▶ [Given instruction] Copy out all of the data below with no alterations.

▶ [Dataset records]

## START

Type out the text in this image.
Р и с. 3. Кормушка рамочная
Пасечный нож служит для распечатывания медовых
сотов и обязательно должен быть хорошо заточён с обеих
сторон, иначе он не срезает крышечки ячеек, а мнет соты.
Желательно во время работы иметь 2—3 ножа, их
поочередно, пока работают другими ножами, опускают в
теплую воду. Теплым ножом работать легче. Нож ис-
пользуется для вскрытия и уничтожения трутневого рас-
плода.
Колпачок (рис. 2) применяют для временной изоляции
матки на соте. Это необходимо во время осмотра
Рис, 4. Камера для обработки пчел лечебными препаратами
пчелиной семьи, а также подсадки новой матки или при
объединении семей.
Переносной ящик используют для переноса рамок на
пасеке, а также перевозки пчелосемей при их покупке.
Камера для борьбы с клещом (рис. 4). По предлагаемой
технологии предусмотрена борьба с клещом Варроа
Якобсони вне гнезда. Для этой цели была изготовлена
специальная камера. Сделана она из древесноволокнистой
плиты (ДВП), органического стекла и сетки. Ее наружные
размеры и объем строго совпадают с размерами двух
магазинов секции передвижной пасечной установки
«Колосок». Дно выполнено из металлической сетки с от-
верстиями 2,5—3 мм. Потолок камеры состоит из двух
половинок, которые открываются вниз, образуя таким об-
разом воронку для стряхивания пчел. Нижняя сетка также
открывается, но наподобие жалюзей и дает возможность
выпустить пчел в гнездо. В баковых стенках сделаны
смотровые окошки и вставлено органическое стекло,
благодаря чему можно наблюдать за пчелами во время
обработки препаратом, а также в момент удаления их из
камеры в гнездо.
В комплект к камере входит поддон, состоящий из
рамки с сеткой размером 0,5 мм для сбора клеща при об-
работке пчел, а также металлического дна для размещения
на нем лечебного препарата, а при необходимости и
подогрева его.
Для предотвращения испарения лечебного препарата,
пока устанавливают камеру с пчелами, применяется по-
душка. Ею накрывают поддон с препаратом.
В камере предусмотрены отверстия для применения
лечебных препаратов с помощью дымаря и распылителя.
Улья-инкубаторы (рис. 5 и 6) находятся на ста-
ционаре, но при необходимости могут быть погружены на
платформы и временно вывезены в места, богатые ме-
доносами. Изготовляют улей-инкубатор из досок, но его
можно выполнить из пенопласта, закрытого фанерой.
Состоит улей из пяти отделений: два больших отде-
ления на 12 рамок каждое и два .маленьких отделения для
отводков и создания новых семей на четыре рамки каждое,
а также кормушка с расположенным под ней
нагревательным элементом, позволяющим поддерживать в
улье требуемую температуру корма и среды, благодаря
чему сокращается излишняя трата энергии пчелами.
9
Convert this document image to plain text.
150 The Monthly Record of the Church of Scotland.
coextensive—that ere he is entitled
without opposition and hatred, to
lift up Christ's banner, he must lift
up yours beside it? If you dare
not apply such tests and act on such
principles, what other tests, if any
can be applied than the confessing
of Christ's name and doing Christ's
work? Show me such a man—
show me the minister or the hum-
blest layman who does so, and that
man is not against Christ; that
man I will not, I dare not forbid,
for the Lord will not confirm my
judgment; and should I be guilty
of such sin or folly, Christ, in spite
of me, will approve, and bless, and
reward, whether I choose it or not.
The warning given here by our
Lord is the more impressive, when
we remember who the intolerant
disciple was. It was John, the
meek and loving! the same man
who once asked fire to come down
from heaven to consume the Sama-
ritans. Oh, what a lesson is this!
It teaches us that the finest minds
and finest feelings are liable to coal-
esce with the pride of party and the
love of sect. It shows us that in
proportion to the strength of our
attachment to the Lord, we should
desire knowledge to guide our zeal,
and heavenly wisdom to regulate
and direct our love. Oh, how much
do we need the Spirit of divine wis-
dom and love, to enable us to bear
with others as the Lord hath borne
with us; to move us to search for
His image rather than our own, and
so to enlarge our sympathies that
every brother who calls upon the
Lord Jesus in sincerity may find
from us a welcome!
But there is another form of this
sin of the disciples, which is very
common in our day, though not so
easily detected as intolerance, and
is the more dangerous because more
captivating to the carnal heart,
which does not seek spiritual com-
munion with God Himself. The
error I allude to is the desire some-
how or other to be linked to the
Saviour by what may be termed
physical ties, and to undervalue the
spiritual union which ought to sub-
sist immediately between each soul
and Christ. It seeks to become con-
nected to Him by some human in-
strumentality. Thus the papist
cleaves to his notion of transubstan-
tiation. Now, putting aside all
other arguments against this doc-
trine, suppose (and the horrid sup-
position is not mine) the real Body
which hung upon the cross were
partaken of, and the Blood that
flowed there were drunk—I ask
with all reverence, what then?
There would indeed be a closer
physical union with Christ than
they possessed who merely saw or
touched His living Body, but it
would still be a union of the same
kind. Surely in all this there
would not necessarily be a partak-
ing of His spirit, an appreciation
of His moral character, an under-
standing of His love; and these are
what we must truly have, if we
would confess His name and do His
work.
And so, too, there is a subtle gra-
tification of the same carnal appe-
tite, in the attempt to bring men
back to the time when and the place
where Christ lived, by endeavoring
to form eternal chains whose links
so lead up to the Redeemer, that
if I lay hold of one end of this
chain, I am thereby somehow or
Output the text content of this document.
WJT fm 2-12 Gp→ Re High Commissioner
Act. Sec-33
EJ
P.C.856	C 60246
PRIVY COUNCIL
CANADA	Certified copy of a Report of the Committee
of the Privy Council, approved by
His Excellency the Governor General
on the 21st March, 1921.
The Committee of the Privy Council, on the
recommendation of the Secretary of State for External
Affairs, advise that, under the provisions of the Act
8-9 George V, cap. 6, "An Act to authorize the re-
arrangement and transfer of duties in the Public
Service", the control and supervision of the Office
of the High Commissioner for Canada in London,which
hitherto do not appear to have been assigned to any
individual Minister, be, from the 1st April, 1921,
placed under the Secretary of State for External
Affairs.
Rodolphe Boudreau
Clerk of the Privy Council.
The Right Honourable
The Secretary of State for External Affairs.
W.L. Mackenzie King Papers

## END

▶ [Output for this exercise]
Type out the text in this image.
Р и с. 3. Кормушка рамочная
Пасечный нож служит для распечатывания медовых
сотов и обязательно должен быть хорошо заточён с обеих
сторон, иначе он не срезает крышечки ячеек, а мнет соты.
Желательно во время работы иметь 2—3 ножа, их
поочередно, пока работают другими ножами, опускают в
теплую воду. Теплым ножом работать легче. Нож ис-
пользуется для вскрытия и уничтожения трутневого рас-
плода.
Колпачок (рис. 2) применяют для временной изоляции
матки на соте. Это необходимо во время осмотра
Рис, 4. Камера для обработки пчел лечебными препаратами
пчелиной семьи, а также подсадки новой матки или при
объединении семей.
Переносной ящик используют для переноса рамок на
пасеке, а также перевозки пчелосемей при их покупке.
Камера для борьбы с клещом (рис. 4). По предлагаемой
технологии предусмотрена борьба с клещом Варроа
Якобсони вне гнезда. Для этой цели была изготовлена
специальная камера. Сделана она из древесноволокнистой
плиты (ДВП), органического стекла и сетки. Ее наружные
размеры и объем строго совпадают с размерами двух
магазинов секции передвижной пасечной установки
«Колосок». Дно выполнено из металлической сетки с от-
верстиями 2,5—3 мм. Потолок камеры состоит из двух
половинок, которые открываются вниз, образуя таким об-
разом воронку для стряхивания пчел. Нижняя сетка также
открывается, но наподобие жалюзей и дает возможность
выпустить пчел в гнездо. В баковых стенках сделаны
смотровые окошки и вставлено органическое стекло,
благодаря чему можно наблюдать за пчелами во время
обработки препаратом, а также в момент удаления их из
камеры в гнездо.
В комплект к камере входит поддон, состоящий из
рамки с сеткой размером 0,5 мм для сбора клеща при об-
работке пчел, а также металлического дна для размещения
на нем лечебного препарата, а при необходимости и
подогрева его.
Для предотвращения испарения лечебного препарата,
пока устанавливают камеру с пчелами, применяется по-
душка. Ею накрывают поддон с препаратом.
В камере предусмотрены отверстия для применения
лечебных препаратов с помощью дымаря и распылителя.
Улья-инкубаторы (рис. 5 и 6) находятся на ста-
ционаре, но при необходимости могут быть погружены на
платформы и временно вывезены в места, богатые ме-
доносами. Изготовляют улей-инкубатор из досок, но его
можно выполнить из пенопласта, закрытого фанерой.
Состоит улей из пяти отделений: два больших отде-
ления на 12 рамок каждое и два .маленьких отделения для
отводков и создания новых семей на четыре рамки каждое,
а также кормушка с расположенным под ней
нагревательным элементом, позволяющим поддерживать в
улье требуемую температуру корма и среды, благодаря
чему сокращается излишняя трата энергии пчелами.
9
Convert this document image to plain text.
150 The Monthly Record of the Church of Scotland.
coextensive—that ere he is entitled
without opposition and hatred, to
lift up Christ's banner, he must lift
up yours beside it? If you dare
not apply such tests and act on such
principles, what other tests, if any
can be applied than the confessing
of Christ's name and doing Christ's
work? Show me such a man—
show me the minister or the hum-
blest layman who does so, and that
man is not against Christ; that
man I will not, I dare not forbid,
for the Lord will not confirm my
judgment; and should I be guilty
of such sin or folly, Christ, in spite
of me, will approve, and bless, and
reward, whether I choose it or not.
The warning given here by our
Lord is the more impressive, when
we remember who the intolerant
disciple was. It was John, the
meek and loving! the same man
who once asked fire to come down
from heaven to consume the Sama-
ritans. Oh, what a lesson is this!
It teaches us that the finest minds
and finest feelings are liable to coal-
esce with the pride of party and the
love of sect. It shows us that in
proportion to the strength of our
attachment to the Lord, we should
desire knowledge to guide our zeal,
and heavenly wisdom to regulate
and direct our love. Oh, how much
do we need the Spirit of divine wis-
dom and love, to enable us to bear
with others as the Lord hath borne
with us; to move us to search for
His image rather than our own, and
so to enlarge our sympathies that
every brother who calls upon the
Lord Jesus in sincerity may find
from us a welcome!
But there is another form of this
sin of the disciples, which is very
common in our day, though not so
easily detected as intolerance, and
is the more dangerous because more
captivating to the carnal heart,
which does not seek spiritual com-
munion with God Himself. The
error I allude to is the desire some-
how or other to be linked to the
Saviour by what may be termed
physical ties, and to undervalue the
spiritual union which ought to sub-
sist immediately between each soul
and Christ. It seeks to become con-
nected to Him by some human in-
strumentality. Thus the papist
cleaves to his notion of transubstan-
tiation. Now, putting aside all
other arguments against this doc-
trine, suppose (and the horrid sup-
position is not mine) the real Body
which hung upon the cross were
partaken of, and the Blood that
flowed there were drunk—I ask
with all reverence, what then?
There would indeed be a closer
physical union with Christ than
they possessed who merely saw or
touched His living Body, but it
would still be a union of the same
kind. Surely in all this there
would not necessarily be a partak-
ing of His spirit, an appreciation
of His moral character, an under-
standing of His love; and these are
what we must truly have, if we
would confess His name and do His
work.
And so, too, there is a subtle gra-
tification of the same carnal appe-
tite, in the attempt to bring men
back to the time when and the place
where Christ lived, by endeavoring
to form eternal chains whose links
so lead up to the Redeemer, that
if I lay hold of one end of this
chain, I am thereby somehow or
Output the text content of this document.
WJT fm 2-12 Gp→ Re High Commissioner
Act. Sec-33
EJ
P.C.856	C 60246
PRIVY COUNCIL
CANADA	Certified copy of a Report of the Committee
of the Privy Council, approved by
His Excellency the Governor General
on the 21st March, 1921.
The Committee of the Privy Council, on the
recommendation of the Secretary of State for External
Affairs, advise that, under the provisions of the Act
8-9 George V, cap. 6, "An Act to authorize the re-
arrangement and transfer of duties in the Public
Service", the control and supervision of the Office
of the High Commissioner for Canada in London,which
hitherto do not appear to have been assigned to any
individual Minister, be, from the 1st April, 1921,
placed under the Secretary of State for External
Affairs.
Rodolphe Boudreau
Clerk of the Privy Council.
The Right Honourable
The Secretary of State for External Affairs.
W.L. Mackenzie King Papers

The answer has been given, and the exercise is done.